Aim
Report how many lines hold the string "little". Give the number and nothing else.

--- START OF Data provided ---

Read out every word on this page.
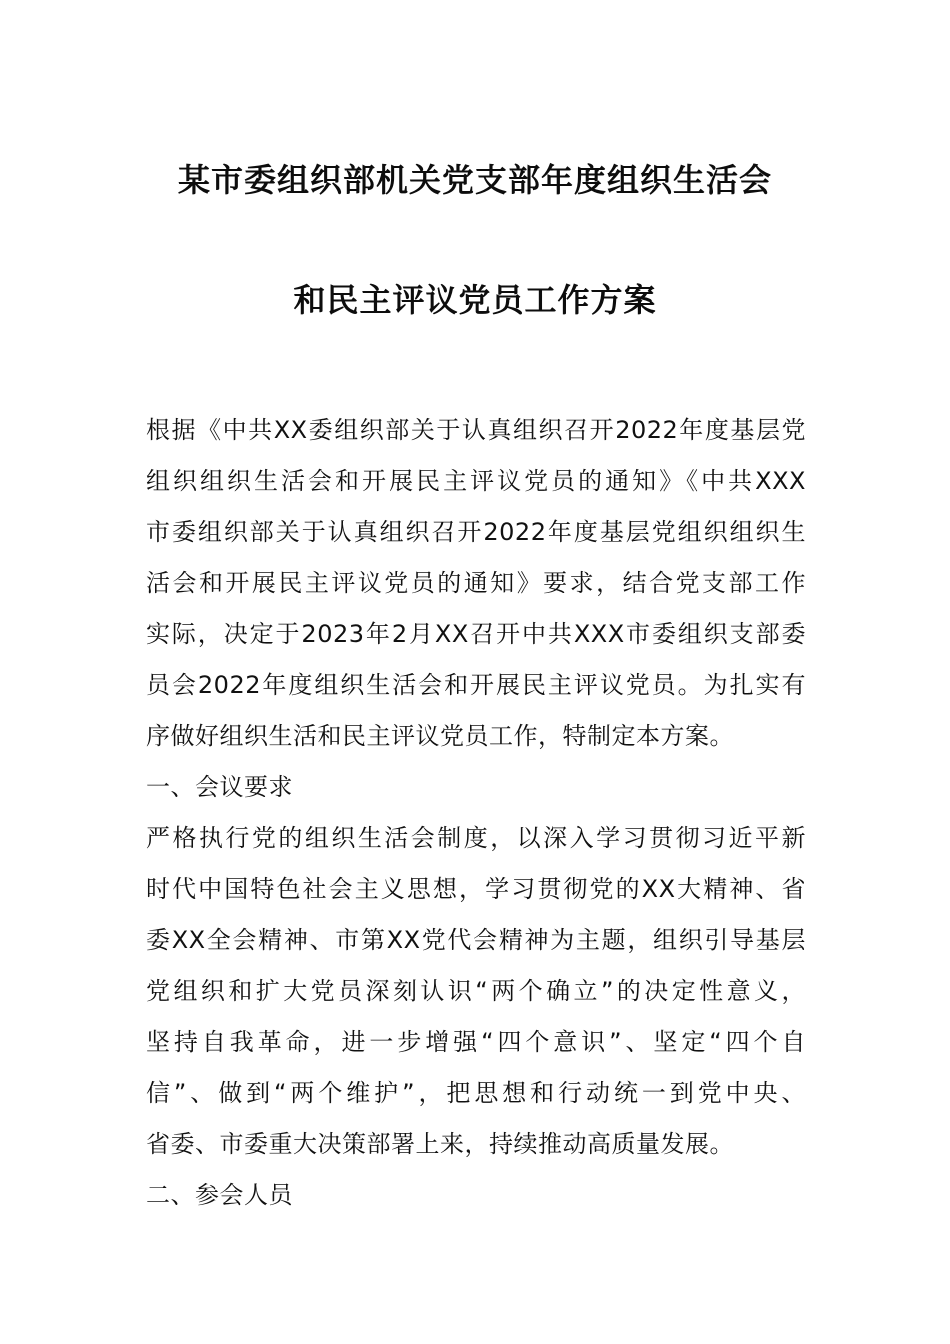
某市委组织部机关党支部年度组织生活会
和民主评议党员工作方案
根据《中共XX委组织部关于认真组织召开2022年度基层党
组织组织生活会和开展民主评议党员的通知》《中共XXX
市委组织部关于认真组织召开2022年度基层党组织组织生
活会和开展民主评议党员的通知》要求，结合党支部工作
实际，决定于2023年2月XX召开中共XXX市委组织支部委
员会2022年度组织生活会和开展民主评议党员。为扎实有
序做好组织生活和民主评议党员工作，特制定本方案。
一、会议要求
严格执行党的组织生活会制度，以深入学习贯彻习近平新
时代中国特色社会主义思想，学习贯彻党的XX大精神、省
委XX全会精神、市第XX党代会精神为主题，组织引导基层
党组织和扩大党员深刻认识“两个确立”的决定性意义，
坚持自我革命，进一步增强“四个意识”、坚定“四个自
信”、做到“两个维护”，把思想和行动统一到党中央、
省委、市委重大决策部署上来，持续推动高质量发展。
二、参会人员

--- END OF Data provided ---
--- START OF Data provided ---

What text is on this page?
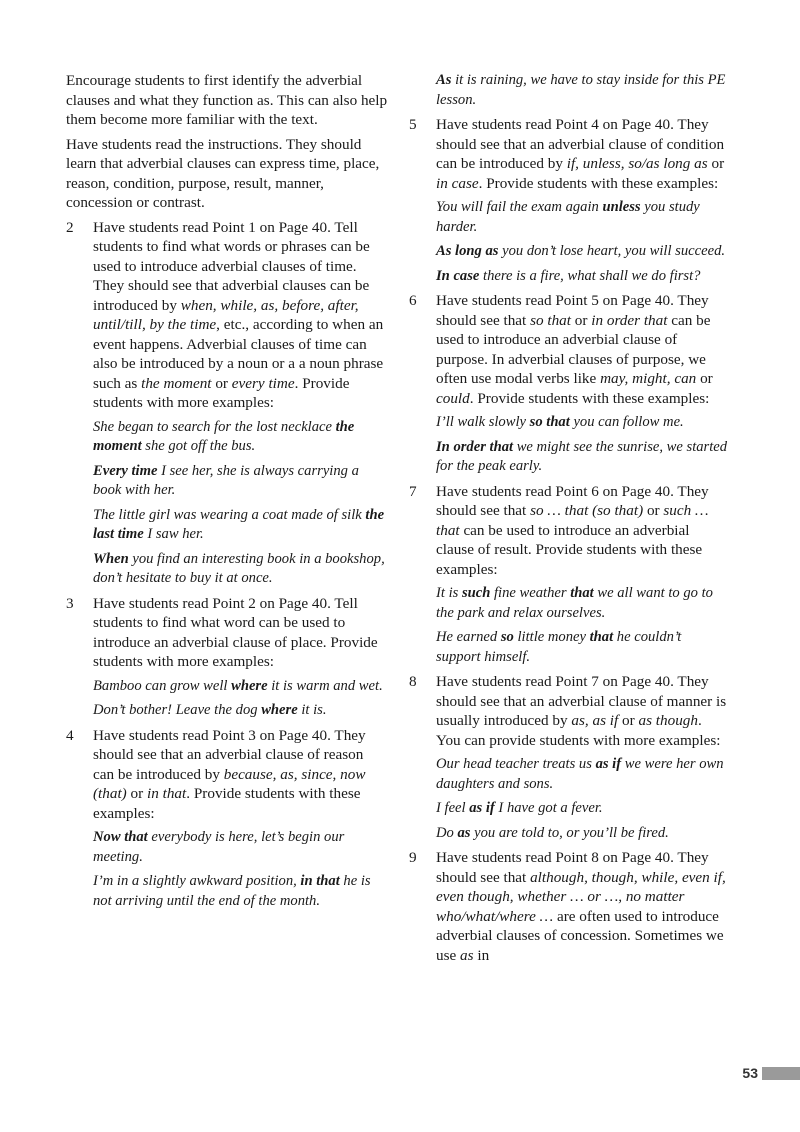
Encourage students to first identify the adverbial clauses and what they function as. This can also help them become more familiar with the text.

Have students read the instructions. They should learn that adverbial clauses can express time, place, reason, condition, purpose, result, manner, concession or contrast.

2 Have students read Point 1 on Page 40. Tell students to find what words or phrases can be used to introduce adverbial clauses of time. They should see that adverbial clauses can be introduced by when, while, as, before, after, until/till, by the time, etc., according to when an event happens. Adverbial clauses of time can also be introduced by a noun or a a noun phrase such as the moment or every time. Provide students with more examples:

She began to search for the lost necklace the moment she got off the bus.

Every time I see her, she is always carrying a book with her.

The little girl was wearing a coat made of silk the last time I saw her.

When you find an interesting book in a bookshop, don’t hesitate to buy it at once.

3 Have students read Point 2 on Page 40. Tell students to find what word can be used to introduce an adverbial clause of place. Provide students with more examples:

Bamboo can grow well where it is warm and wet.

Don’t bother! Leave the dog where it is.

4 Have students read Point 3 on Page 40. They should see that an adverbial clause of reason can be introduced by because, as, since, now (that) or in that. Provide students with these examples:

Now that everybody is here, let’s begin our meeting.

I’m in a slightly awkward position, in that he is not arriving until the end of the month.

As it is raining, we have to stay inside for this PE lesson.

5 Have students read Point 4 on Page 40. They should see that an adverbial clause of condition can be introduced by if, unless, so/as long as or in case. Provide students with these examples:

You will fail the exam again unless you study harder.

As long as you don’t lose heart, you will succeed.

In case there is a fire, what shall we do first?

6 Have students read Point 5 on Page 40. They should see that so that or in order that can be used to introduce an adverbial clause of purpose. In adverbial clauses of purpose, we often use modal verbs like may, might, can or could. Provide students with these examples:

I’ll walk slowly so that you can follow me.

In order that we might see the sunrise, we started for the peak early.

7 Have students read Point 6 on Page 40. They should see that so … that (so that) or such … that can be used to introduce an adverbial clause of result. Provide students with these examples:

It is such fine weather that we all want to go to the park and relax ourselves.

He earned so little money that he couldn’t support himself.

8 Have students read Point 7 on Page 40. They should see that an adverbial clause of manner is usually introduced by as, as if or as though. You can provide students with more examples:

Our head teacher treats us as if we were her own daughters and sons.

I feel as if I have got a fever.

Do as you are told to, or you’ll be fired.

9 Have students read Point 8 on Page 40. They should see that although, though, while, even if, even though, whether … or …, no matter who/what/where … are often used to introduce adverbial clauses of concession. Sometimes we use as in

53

--- END OF Data provided ---
--- START OF Data provided ---

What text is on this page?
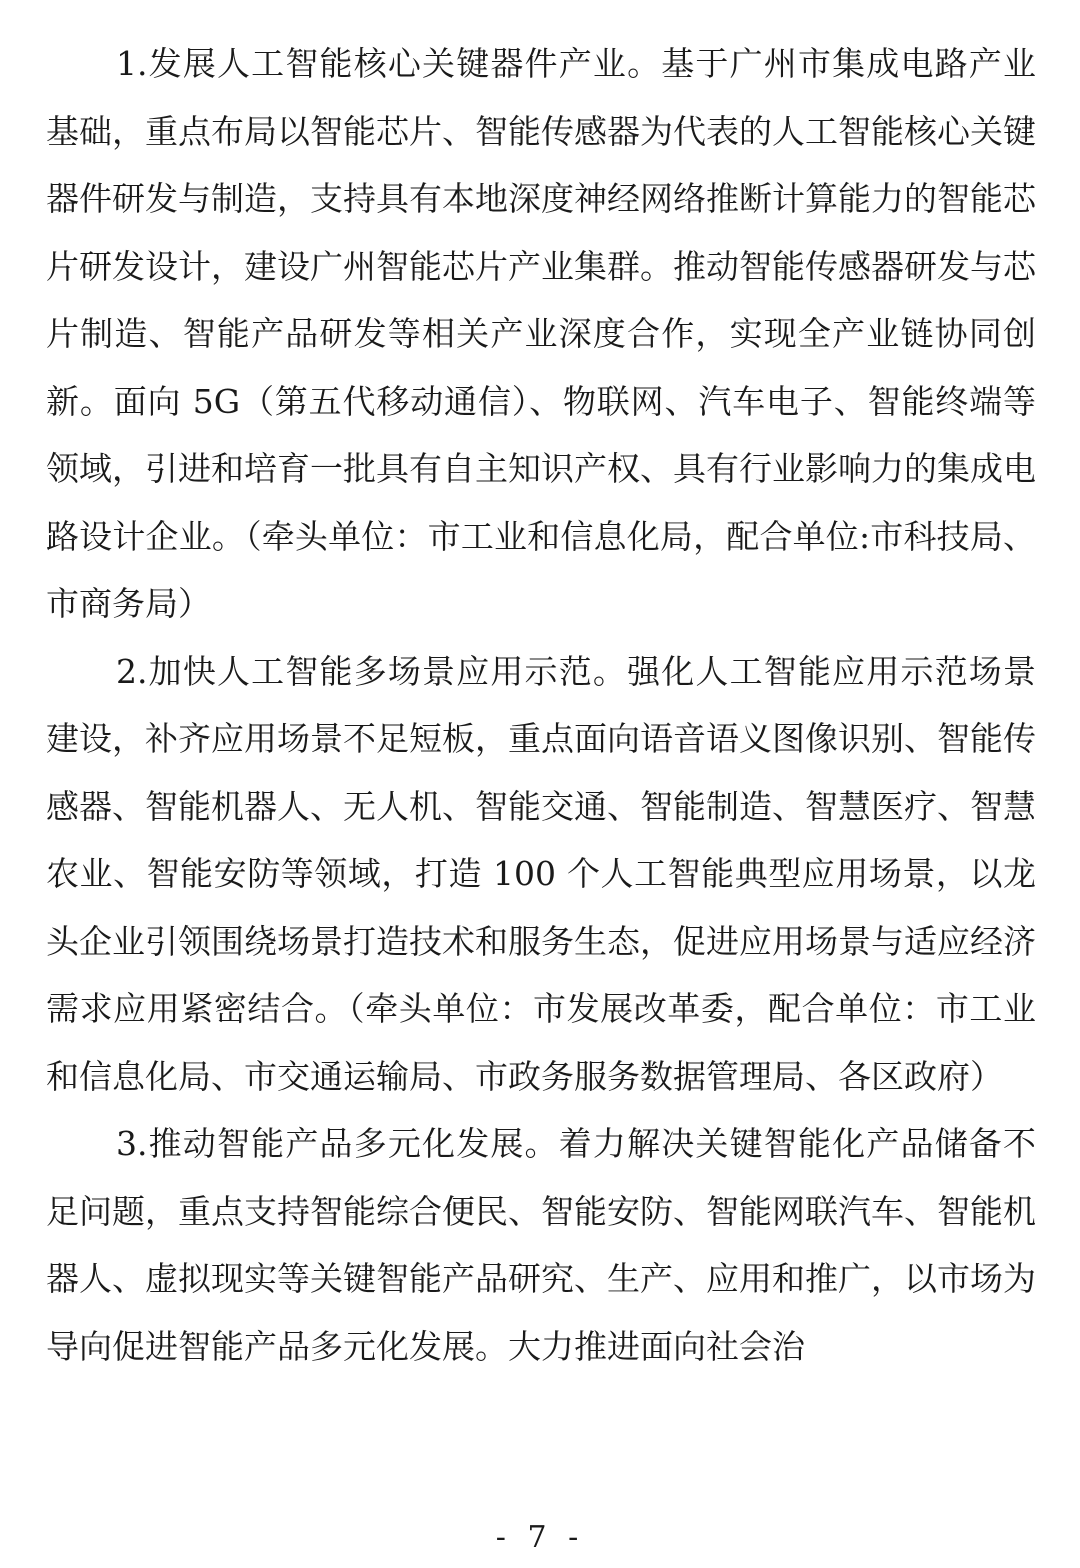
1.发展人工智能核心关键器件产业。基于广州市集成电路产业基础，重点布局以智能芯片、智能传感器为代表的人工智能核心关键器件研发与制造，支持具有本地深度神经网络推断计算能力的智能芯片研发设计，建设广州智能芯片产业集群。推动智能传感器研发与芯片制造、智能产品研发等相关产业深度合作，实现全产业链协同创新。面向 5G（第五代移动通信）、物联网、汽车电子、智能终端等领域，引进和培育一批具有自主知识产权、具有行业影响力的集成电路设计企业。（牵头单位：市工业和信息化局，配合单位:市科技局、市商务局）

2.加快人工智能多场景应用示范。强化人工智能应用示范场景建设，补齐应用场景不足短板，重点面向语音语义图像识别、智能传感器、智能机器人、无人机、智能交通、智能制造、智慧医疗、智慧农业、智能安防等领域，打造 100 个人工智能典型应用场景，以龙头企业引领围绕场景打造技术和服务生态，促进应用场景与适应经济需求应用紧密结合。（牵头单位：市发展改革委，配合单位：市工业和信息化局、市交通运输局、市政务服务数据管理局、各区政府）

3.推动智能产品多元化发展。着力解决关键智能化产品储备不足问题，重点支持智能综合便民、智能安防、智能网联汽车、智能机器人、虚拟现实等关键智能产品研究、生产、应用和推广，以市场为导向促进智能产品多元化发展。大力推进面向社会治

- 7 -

--- END OF Data provided ---

Answer to this problem
2